◆ GIVEN PROBLEM ◆
Each entry needs to be restated exactly as written.
━━━━━ RECORDS SHOWN
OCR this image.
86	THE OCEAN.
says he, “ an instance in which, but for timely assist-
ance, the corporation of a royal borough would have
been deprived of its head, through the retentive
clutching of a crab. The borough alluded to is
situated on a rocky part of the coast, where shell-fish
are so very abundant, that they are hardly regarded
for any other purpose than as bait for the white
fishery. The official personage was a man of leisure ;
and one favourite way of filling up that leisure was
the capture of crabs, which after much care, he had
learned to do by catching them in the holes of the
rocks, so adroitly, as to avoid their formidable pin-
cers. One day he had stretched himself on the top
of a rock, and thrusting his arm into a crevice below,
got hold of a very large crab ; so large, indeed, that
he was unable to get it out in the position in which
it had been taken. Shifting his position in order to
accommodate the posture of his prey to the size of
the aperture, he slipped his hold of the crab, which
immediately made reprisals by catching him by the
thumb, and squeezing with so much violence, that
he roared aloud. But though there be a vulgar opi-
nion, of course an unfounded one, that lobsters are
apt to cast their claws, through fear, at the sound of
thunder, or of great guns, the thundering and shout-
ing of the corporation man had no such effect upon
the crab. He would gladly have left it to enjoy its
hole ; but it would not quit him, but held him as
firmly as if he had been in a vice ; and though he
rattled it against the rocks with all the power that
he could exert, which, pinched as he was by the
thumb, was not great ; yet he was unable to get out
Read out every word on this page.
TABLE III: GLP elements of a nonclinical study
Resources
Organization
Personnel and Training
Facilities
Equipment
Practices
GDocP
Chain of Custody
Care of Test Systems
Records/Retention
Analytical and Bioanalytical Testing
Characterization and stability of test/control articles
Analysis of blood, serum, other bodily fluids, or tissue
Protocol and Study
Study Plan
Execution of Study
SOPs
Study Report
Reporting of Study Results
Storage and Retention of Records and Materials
━━━━━━━━━━
◆ WRITTEN SOLUTION ◆
OCR this image.
86	THE OCEAN.
says he, “ an instance in which, but for timely assist-
ance, the corporation of a royal borough would have
been deprived of its head, through the retentive
clutching of a crab. The borough alluded to is
situated on a rocky part of the coast, where shell-fish
are so very abundant, that they are hardly regarded
for any other purpose than as bait for the white
fishery. The official personage was a man of leisure ;
and one favourite way of filling up that leisure was
the capture of crabs, which after much care, he had
learned to do by catching them in the holes of the
rocks, so adroitly, as to avoid their formidable pin-
cers. One day he had stretched himself on the top
of a rock, and thrusting his arm into a crevice below,
got hold of a very large crab ; so large, indeed, that
he was unable to get it out in the position in which
it had been taken. Shifting his position in order to
accommodate the posture of his prey to the size of
the aperture, he slipped his hold of the crab, which
immediately made reprisals by catching him by the
thumb, and squeezing with so much violence, that
he roared aloud. But though there be a vulgar opi-
nion, of course an unfounded one, that lobsters are
apt to cast their claws, through fear, at the sound of
thunder, or of great guns, the thundering and shout-
ing of the corporation man had no such effect upon
the crab. He would gladly have left it to enjoy its
hole ; but it would not quit him, but held him as
firmly as if he had been in a vice ; and though he
rattled it against the rocks with all the power that
he could exert, which, pinched as he was by the
thumb, was not great ; yet he was unable to get out
Read out every word on this page.
TABLE III: GLP elements of a nonclinical study
Resources
Organization
Personnel and Training
Facilities
Equipment
Practices
GDocP
Chain of Custody
Care of Test Systems
Records/Retention
Analytical and Bioanalytical Testing
Characterization and stability of test/control articles
Analysis of blood, serum, other bodily fluids, or tissue
Protocol and Study
Study Plan
Execution of Study
SOPs
Study Report
Reporting of Study Results
Storage and Retention of Records and Materials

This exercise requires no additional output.